## Exercise task:
Repeat each line word for word.

## Collected data:
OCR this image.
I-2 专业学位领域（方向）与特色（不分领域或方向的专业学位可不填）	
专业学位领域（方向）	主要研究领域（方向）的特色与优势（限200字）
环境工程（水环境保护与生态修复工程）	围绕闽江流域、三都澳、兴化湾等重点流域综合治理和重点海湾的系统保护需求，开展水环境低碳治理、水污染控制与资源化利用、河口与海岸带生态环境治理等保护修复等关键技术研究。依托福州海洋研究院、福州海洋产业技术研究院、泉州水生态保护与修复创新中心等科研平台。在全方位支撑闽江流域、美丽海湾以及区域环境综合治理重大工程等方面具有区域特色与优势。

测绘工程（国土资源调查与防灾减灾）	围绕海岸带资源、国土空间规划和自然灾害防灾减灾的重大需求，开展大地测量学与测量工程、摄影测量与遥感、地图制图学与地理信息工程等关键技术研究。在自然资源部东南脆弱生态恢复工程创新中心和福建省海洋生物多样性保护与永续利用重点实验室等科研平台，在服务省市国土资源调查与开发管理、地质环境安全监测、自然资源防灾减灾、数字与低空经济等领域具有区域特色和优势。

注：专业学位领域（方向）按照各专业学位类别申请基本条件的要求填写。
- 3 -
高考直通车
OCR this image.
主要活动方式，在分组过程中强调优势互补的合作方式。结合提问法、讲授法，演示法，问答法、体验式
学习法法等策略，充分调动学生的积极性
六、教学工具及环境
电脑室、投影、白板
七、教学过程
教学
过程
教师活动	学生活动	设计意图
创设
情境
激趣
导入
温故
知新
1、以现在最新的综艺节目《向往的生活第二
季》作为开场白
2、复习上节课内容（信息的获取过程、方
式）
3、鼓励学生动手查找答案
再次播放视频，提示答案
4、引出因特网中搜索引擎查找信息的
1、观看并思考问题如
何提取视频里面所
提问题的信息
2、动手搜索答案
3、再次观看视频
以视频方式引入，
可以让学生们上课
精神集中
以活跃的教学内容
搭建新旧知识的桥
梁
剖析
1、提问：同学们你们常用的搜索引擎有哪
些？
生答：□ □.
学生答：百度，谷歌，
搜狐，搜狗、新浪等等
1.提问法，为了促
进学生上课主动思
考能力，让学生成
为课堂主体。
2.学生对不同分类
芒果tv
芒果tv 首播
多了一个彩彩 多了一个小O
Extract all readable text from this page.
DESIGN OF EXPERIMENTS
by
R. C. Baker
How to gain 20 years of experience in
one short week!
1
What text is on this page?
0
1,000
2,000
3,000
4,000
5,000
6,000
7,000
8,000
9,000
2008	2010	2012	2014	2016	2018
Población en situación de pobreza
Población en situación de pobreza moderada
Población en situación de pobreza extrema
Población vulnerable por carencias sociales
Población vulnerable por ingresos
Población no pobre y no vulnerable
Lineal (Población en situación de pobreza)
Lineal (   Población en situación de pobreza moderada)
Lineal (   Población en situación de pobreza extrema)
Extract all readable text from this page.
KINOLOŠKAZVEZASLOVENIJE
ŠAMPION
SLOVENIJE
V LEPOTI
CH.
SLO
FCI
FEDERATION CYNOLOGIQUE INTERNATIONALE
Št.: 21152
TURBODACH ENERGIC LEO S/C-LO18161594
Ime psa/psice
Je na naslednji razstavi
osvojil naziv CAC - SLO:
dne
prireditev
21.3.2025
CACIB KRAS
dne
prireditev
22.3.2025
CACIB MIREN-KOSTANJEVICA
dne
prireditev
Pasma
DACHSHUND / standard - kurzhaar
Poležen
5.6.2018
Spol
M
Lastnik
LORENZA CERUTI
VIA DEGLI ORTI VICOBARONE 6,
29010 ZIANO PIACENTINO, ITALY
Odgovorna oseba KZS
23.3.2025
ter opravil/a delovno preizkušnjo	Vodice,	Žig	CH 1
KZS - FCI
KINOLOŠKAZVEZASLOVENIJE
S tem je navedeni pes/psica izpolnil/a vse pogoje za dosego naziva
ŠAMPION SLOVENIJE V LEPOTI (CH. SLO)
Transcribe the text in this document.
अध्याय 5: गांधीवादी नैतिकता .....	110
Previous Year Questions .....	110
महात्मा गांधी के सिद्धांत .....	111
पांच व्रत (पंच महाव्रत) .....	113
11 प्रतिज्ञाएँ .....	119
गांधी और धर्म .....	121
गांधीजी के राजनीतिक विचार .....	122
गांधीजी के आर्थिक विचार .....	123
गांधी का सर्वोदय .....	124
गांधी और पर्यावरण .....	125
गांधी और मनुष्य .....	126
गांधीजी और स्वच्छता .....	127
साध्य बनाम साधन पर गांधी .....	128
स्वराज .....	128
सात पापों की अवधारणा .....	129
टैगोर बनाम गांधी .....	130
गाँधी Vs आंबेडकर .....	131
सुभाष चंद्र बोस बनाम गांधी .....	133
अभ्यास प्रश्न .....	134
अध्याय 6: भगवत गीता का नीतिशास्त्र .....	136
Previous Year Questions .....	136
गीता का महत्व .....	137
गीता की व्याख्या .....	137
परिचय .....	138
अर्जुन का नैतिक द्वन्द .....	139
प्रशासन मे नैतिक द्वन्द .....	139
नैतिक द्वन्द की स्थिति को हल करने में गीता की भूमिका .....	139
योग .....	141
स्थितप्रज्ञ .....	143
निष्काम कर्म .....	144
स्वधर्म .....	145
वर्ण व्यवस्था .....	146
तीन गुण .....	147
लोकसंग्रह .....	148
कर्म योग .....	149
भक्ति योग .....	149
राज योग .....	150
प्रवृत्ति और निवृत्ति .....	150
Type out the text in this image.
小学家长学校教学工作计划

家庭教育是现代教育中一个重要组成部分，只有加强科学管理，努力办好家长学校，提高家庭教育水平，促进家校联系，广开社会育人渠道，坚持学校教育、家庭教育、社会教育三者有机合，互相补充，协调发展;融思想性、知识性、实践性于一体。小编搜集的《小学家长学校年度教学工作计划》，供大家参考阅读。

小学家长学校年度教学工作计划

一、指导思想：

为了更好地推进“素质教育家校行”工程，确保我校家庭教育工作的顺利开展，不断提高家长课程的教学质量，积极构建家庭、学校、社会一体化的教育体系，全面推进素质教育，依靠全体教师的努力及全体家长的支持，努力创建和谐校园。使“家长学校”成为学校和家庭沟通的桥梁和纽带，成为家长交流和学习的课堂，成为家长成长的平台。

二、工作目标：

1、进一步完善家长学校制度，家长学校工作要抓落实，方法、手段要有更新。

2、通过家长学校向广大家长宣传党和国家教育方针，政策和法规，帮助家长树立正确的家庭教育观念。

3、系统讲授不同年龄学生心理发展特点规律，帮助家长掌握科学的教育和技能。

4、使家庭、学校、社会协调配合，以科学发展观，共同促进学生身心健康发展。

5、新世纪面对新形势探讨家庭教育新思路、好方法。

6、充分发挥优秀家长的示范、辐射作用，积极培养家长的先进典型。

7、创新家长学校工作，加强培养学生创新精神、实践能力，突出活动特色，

## Result:
OCR this image.
I-2 专业学位领域（方向）与特色（不分领域或方向的专业学位可不填）	
专业学位领域（方向）	主要研究领域（方向）的特色与优势（限200字）
环境工程（水环境保护与生态修复工程）	围绕闽江流域、三都澳、兴化湾等重点流域综合治理和重点海湾的系统保护需求，开展水环境低碳治理、水污染控制与资源化利用、河口与海岸带生态环境治理等保护修复等关键技术研究。依托福州海洋研究院、福州海洋产业技术研究院、泉州水生态保护与修复创新中心等科研平台。在全方位支撑闽江流域、美丽海湾以及区域环境综合治理重大工程等方面具有区域特色与优势。

测绘工程（国土资源调查与防灾减灾）	围绕海岸带资源、国土空间规划和自然灾害防灾减灾的重大需求，开展大地测量学与测量工程、摄影测量与遥感、地图制图学与地理信息工程等关键技术研究。在自然资源部东南脆弱生态恢复工程创新中心和福建省海洋生物多样性保护与永续利用重点实验室等科研平台，在服务省市国土资源调查与开发管理、地质环境安全监测、自然资源防灾减灾、数字与低空经济等领域具有区域特色和优势。

注：专业学位领域（方向）按照各专业学位类别申请基本条件的要求填写。
- 3 -
高考直通车
OCR this image.
主要活动方式，在分组过程中强调优势互补的合作方式。结合提问法、讲授法，演示法，问答法、体验式
学习法法等策略，充分调动学生的积极性
六、教学工具及环境
电脑室、投影、白板
七、教学过程
教学
过程
教师活动	学生活动	设计意图
创设
情境
激趣
导入
温故
知新
1、以现在最新的综艺节目《向往的生活第二
季》作为开场白
2、复习上节课内容（信息的获取过程、方
式）
3、鼓励学生动手查找答案
再次播放视频，提示答案
4、引出因特网中搜索引擎查找信息的
1、观看并思考问题如
何提取视频里面所
提问题的信息
2、动手搜索答案
3、再次观看视频
以视频方式引入，
可以让学生们上课
精神集中
以活跃的教学内容
搭建新旧知识的桥
梁
剖析
1、提问：同学们你们常用的搜索引擎有哪
些？
生答：□ □.
学生答：百度，谷歌，
搜狐，搜狗、新浪等等
1.提问法，为了促
进学生上课主动思
考能力，让学生成
为课堂主体。
2.学生对不同分类
芒果tv
芒果tv 首播
多了一个彩彩 多了一个小O
Extract all readable text from this page.
DESIGN OF EXPERIMENTS
by
R. C. Baker
How to gain 20 years of experience in
one short week!
1
What text is on this page?
0
1,000
2,000
3,000
4,000
5,000
6,000
7,000
8,000
9,000
2008	2010	2012	2014	2016	2018
Población en situación de pobreza
Población en situación de pobreza moderada
Población en situación de pobreza extrema
Población vulnerable por carencias sociales
Población vulnerable por ingresos
Población no pobre y no vulnerable
Lineal (Población en situación de pobreza)
Lineal (   Población en situación de pobreza moderada)
Lineal (   Población en situación de pobreza extrema)
Extract all readable text from this page.
KINOLOŠKAZVEZASLOVENIJE
ŠAMPION
SLOVENIJE
V LEPOTI
CH.
SLO
FCI
FEDERATION CYNOLOGIQUE INTERNATIONALE
Št.: 21152
TURBODACH ENERGIC LEO S/C-LO18161594
Ime psa/psice
Je na naslednji razstavi
osvojil naziv CAC - SLO:
dne
prireditev
21.3.2025
CACIB KRAS
dne
prireditev
22.3.2025
CACIB MIREN-KOSTANJEVICA
dne
prireditev
Pasma
DACHSHUND / standard - kurzhaar
Poležen
5.6.2018
Spol
M
Lastnik
LORENZA CERUTI
VIA DEGLI ORTI VICOBARONE 6,
29010 ZIANO PIACENTINO, ITALY
Odgovorna oseba KZS
23.3.2025
ter opravil/a delovno preizkušnjo	Vodice,	Žig	CH 1
KZS - FCI
KINOLOŠKAZVEZASLOVENIJE
S tem je navedeni pes/psica izpolnil/a vse pogoje za dosego naziva
ŠAMPION SLOVENIJE V LEPOTI (CH. SLO)
Transcribe the text in this document.
अध्याय 5: गांधीवादी नैतिकता .....	110
Previous Year Questions .....	110
महात्मा गांधी के सिद्धांत .....	111
पांच व्रत (पंच महाव्रत) .....	113
11 प्रतिज्ञाएँ .....	119
गांधी और धर्म .....	121
गांधीजी के राजनीतिक विचार .....	122
गांधीजी के आर्थिक विचार .....	123
गांधी का सर्वोदय .....	124
गांधी और पर्यावरण .....	125
गांधी और मनुष्य .....	126
गांधीजी और स्वच्छता .....	127
साध्य बनाम साधन पर गांधी .....	128
स्वराज .....	128
सात पापों की अवधारणा .....	129
टैगोर बनाम गांधी .....	130
गाँधी Vs आंबेडकर .....	131
सुभाष चंद्र बोस बनाम गांधी .....	133
अभ्यास प्रश्न .....	134
अध्याय 6: भगवत गीता का नीतिशास्त्र .....	136
Previous Year Questions .....	136
गीता का महत्व .....	137
गीता की व्याख्या .....	137
परिचय .....	138
अर्जुन का नैतिक द्वन्द .....	139
प्रशासन मे नैतिक द्वन्द .....	139
नैतिक द्वन्द की स्थिति को हल करने में गीता की भूमिका .....	139
योग .....	141
स्थितप्रज्ञ .....	143
निष्काम कर्म .....	144
स्वधर्म .....	145
वर्ण व्यवस्था .....	146
तीन गुण .....	147
लोकसंग्रह .....	148
कर्म योग .....	149
भक्ति योग .....	149
राज योग .....	150
प्रवृत्ति और निवृत्ति .....	150
Type out the text in this image.
小学家长学校教学工作计划

家庭教育是现代教育中一个重要组成部分，只有加强科学管理，努力办好家长学校，提高家庭教育水平，促进家校联系，广开社会育人渠道，坚持学校教育、家庭教育、社会教育三者有机合，互相补充，协调发展;融思想性、知识性、实践性于一体。小编搜集的《小学家长学校年度教学工作计划》，供大家参考阅读。

小学家长学校年度教学工作计划

一、指导思想：

为了更好地推进“素质教育家校行”工程，确保我校家庭教育工作的顺利开展，不断提高家长课程的教学质量，积极构建家庭、学校、社会一体化的教育体系，全面推进素质教育，依靠全体教师的努力及全体家长的支持，努力创建和谐校园。使“家长学校”成为学校和家庭沟通的桥梁和纽带，成为家长交流和学习的课堂，成为家长成长的平台。

二、工作目标：

1、进一步完善家长学校制度，家长学校工作要抓落实，方法、手段要有更新。

2、通过家长学校向广大家长宣传党和国家教育方针，政策和法规，帮助家长树立正确的家庭教育观念。

3、系统讲授不同年龄学生心理发展特点规律，帮助家长掌握科学的教育和技能。

4、使家庭、学校、社会协调配合，以科学发展观，共同促进学生身心健康发展。

5、新世纪面对新形势探讨家庭教育新思路、好方法。

6、充分发挥优秀家长的示范、辐射作用，积极培养家长的先进典型。

7、创新家长学校工作，加强培养学生创新精神、实践能力，突出活动特色，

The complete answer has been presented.